■ **Goal**: Format the items below as a two-column CSV with the headers "text" and "answer" and one row per item. Put each item's text and its answer in their own quoted fields, replacing any line breaks with spaces.
--- Supplied data ---
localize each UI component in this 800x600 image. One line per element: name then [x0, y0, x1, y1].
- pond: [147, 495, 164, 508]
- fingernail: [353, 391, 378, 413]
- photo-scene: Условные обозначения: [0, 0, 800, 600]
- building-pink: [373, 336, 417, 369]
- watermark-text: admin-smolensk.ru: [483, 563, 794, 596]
---
■ **Answer to this task**:
text,answer
"localize each UI component in this 800x600 image. One line per element: name then [x0, y0, x1, y1].","- pond: [147, 495, 164, 508] - fingernail: [353, 391, 378, 413] - photo-scene: Условные обозначения: [0, 0, 800, 600] - building-pink: [373, 336, 417, 369] - watermark-text: admin-smolensk.ru: [483, 563, 794, 596]"